Consignes —
• 1. Répondez à ces questions sur le texte consacré aux estuaires du Golfe :
(a) Quel âge le texte attribue-t-il au port du Grau d'Agde ?
(b) Au confluent de quels cours d'eau se trouve le Grau-du-Roi ?
(c) Quels cours d'eau ont gardé leur aspect sauvage ?
• 2. Poursuivez le texte consacré aux estuaires du Golfe à partir de sa dernière phrase.

Texte présenté —
■ ■ ■ ■ ■

Les fleuves et estuaires du Golfe (1/2)

Je ne sais dire pourquoi, mais les estuaires m’ont toujours fasciné. Rencontre du monde de la terre et de celui de la mer, mélange d’eau douce et d’eau salée, abris pour navires, ils permettent à ceux qui vivent sur le fleuve une escapade dans cet univers sans limite de la mer et aux navigateurs du grand large de pénétrer le monde terrestre en remontant les cours d’eau.

Aujourd’hui, la plupart d’entre eux ont été canalisés, des ports s’y sont construits et leur aspect sauvage qui en fait le principal attrait a disparu. L’Aude, et la station des Cabanes de Fleury, l’Orb, et le port de Valras, l’Hérault évidemment et son port du Grau d’Agde vieux de 2600 ans, le Grau-du-Roi au confluent du Vidourle et du Canal Saint-Louis en sont les meilleurs exemples. Quelques-uns en revanche ont gardé leur aspect sauvage, comme le Tech, la Têt, l’Agly ou la Berre. Ce sont alors des lieux superbes, riches d’une faune et d’une flore particulières, et d’une poésie à couper le souffle.

■ ■ ■ ■ ■

Données fournies —
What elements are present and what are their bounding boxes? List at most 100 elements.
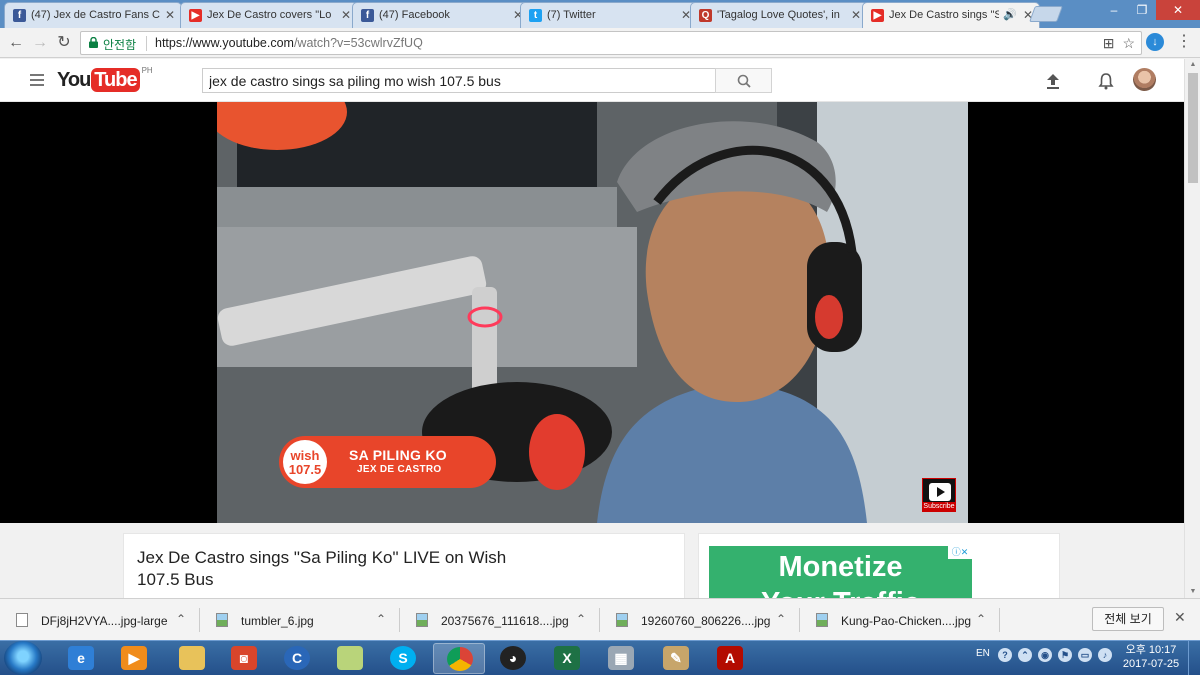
download-filename: 19260760_806226....jpg xyxy=(641,614,771,628)
taskbar-excel[interactable]: X xyxy=(541,643,593,674)
browser-app-icon: C xyxy=(284,646,310,670)
network-icon[interactable]: ◉ xyxy=(1038,648,1052,662)
logo-tube: Tube xyxy=(91,68,140,92)
scroll-up-icon[interactable]: ▲ xyxy=(1185,59,1200,71)
show-desktop-button[interactable] xyxy=(1188,641,1200,675)
download-filename: 20375676_111618....jpg xyxy=(441,614,569,628)
tab-jex-covers[interactable]: ▶ Jex De Castro covers "Lo ✕ xyxy=(180,2,358,28)
tab-facebook[interactable]: f (47) Facebook ✕ xyxy=(352,2,530,28)
browser-menu-icon[interactable]: ⋮ xyxy=(1176,33,1192,51)
maximize-icon[interactable]: ❐ xyxy=(1128,0,1156,20)
taskbar-calculator[interactable]: ▦ xyxy=(595,643,647,674)
upload-icon[interactable] xyxy=(1043,71,1063,91)
skype-icon: S xyxy=(390,646,416,670)
tab-jex-fans[interactable]: f (47) Jex de Castro Fans C ✕ xyxy=(4,2,182,28)
new-tab-button[interactable] xyxy=(1029,6,1063,22)
close-icon[interactable]: ✕ xyxy=(341,8,351,22)
close-icon[interactable]: ✕ xyxy=(851,8,861,22)
taskbar-media-player[interactable]: ▶ xyxy=(108,643,160,674)
region-code: PH xyxy=(141,66,153,75)
window-close-icon[interactable]: ✕ xyxy=(1156,0,1200,20)
taskbar-browser[interactable]: C xyxy=(271,643,323,674)
youtube-logo[interactable]: You Tube PH xyxy=(57,66,153,94)
image-file-icon xyxy=(216,613,228,627)
video-title: Jex De Castro sings "Sa Piling Ko" LIVE … xyxy=(137,548,507,589)
media-player-icon: ▶ xyxy=(121,646,147,670)
translate-icon[interactable]: ⊞ xyxy=(1103,35,1115,52)
internet-explorer-icon: e xyxy=(68,646,94,670)
download-item[interactable]: 20375676_111618....jpg ⌃ xyxy=(400,606,600,634)
song-title-overlay: SA PILING KO xyxy=(349,447,447,463)
back-icon[interactable]: ← xyxy=(5,32,27,54)
scroll-down-icon[interactable]: ▼ xyxy=(1185,586,1200,598)
extension-icon[interactable]: ↓ xyxy=(1146,33,1164,51)
reload-icon[interactable]: ↻ xyxy=(53,32,75,54)
adchoices-icon[interactable]: ⓘ✕ xyxy=(948,546,972,559)
taskbar-chrome[interactable] xyxy=(433,643,485,674)
tray-arrow-icon[interactable]: ⌃ xyxy=(1018,648,1032,662)
chevron-up-icon[interactable]: ⌃ xyxy=(576,612,586,626)
guide-menu-icon[interactable] xyxy=(30,74,44,89)
ad-line-1: Monetize xyxy=(778,551,903,583)
qq-penguin-icon: ◕ xyxy=(500,646,526,670)
taskbar-skype[interactable]: S xyxy=(377,643,429,674)
scroll-thumb[interactable] xyxy=(1188,73,1198,183)
chevron-up-icon[interactable]: ⌃ xyxy=(776,612,786,626)
taskbar-ie[interactable]: e xyxy=(55,643,107,674)
taskbar-pdf[interactable]: A xyxy=(704,643,756,674)
language-indicator[interactable]: EN xyxy=(976,648,990,659)
show-all-downloads-button[interactable]: 전체 보기 xyxy=(1092,607,1164,631)
address-bar[interactable]: 안전함 https://www.youtube.com/watch?v=53cw… xyxy=(80,31,1142,55)
forward-icon[interactable]: → xyxy=(29,32,51,54)
window-controls: – ❐ ✕ xyxy=(1100,0,1200,22)
download-filename: tumbler_6.jpg xyxy=(241,614,314,628)
taskbar-paint[interactable]: ✎ xyxy=(650,643,702,674)
facebook-icon: f xyxy=(361,9,374,22)
chevron-up-icon[interactable]: ⌃ xyxy=(176,612,186,626)
subscribe-watermark-button[interactable]: Subscribe xyxy=(922,478,956,512)
close-icon[interactable]: ✕ xyxy=(165,8,175,22)
taskbar-explorer[interactable] xyxy=(166,643,218,674)
chevron-up-icon[interactable]: ⌃ xyxy=(376,612,386,626)
download-item[interactable]: DFj8jH2VYA....jpg-large ⌃ xyxy=(0,606,200,634)
download-filename: Kung-Pao-Chicken....jpg xyxy=(841,614,972,628)
tab-jex-sings[interactable]: ▶ Jex De Castro sings "S 🔊 ✕ xyxy=(862,2,1040,29)
tab-tagalog-quotes[interactable]: Q 'Tagalog Love Quotes', in ✕ xyxy=(690,2,868,28)
start-button[interactable] xyxy=(4,641,42,675)
taskbar-notes[interactable] xyxy=(324,643,376,674)
site-icon: Q xyxy=(699,9,712,22)
chevron-up-icon[interactable]: ⌃ xyxy=(976,612,986,626)
video-info-card: Jex De Castro sings "Sa Piling Ko" LIVE … xyxy=(123,533,685,598)
page-scrollbar[interactable]: ▲ ▼ xyxy=(1184,59,1200,598)
video-player[interactable]: wish 107.5 SA PILING KO JEX DE CASTRO xyxy=(0,102,1184,523)
clock-date: 2017-07-25 xyxy=(1122,658,1180,670)
help-icon[interactable]: ? xyxy=(998,648,1012,662)
flag-icon[interactable]: ⚑ xyxy=(1058,648,1072,662)
tab-label: (7) Twitter xyxy=(547,9,596,21)
close-shelf-icon[interactable]: ✕ xyxy=(1174,609,1186,626)
download-item[interactable]: tumbler_6.jpg ⌃ xyxy=(200,606,400,634)
tab-twitter[interactable]: t (7) Twitter ✕ xyxy=(520,2,698,28)
ad-banner[interactable]: Monetize Your Traffic ⓘ✕ xyxy=(709,546,972,598)
system-clock[interactable]: 오후 10:17 2017-07-25 xyxy=(1118,643,1184,671)
notifications-bell-icon[interactable] xyxy=(1096,71,1116,91)
taskbar-presentation[interactable]: ◙ xyxy=(218,643,270,674)
speaker-icon[interactable]: 🔊 xyxy=(1003,8,1017,21)
video-frame[interactable]: wish 107.5 SA PILING KO JEX DE CASTRO xyxy=(217,102,968,523)
omnibox-actions: ⊞ ☆ xyxy=(1103,35,1135,52)
tab-strip: f (47) Jex de Castro Fans C ✕ ▶ Jex De C… xyxy=(0,0,1200,29)
search-input[interactable] xyxy=(202,68,715,93)
download-item[interactable]: 19260760_806226....jpg ⌃ xyxy=(600,606,800,634)
search-icon xyxy=(737,74,751,88)
chrome-icon xyxy=(447,647,473,671)
download-item[interactable]: Kung-Pao-Chicken....jpg ⌃ xyxy=(800,606,1000,634)
monitor-icon[interactable]: ▭ xyxy=(1078,648,1092,662)
minimize-icon[interactable]: – xyxy=(1100,0,1128,20)
subscribe-label: Subscribe xyxy=(923,502,955,511)
volume-icon[interactable]: ♪ xyxy=(1098,648,1112,662)
search-button[interactable] xyxy=(715,68,772,93)
account-avatar[interactable] xyxy=(1133,68,1156,91)
taskbar-qq[interactable]: ◕ xyxy=(487,643,539,674)
bookmark-star-icon[interactable]: ☆ xyxy=(1122,35,1135,52)
facebook-icon: f xyxy=(13,9,26,22)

■ ■ ■ ■ ■

Réponses —
• 1.
(a) 2600 ans.
(b) Le Vidourle et le Canal Saint-Louis.
(c) Le Tech, la Têt, l'Agly et la Berre.

• 2.
Petit tour d’horizon donc en deux articles de nos estuaires et de quelques merveilles à découvrir, en remontant depuis l’Espagne jusqu’au petit Rhône.

Commençons par l’embouchure du Tech. Ce petit fleuve côtier sépare les communes d’Argelès (au sud) et d’Elne (au nord), et se trouve au cœur de la réserve naturelle du Mas Larrieu, les terrains appartenant au Conservatoire du littoral. On y accède à partir d’Argelès. Une fois le véhicule garé, il faut continuer à pied sur des chemins ensablés. Et oui, le paradis, ça se gagne ! Rapidement, on sort de la végétation pour se retrouver sur la plage. En se rapprochant du fleuve, les branches et les troncs rejetés par la mer se font plus nombreux, jusqu’à former de véritables empilements de bois flottés. Le sol change également : le sable devient plus grossier, est remplacé progressivement par des cailloux, puis des galets.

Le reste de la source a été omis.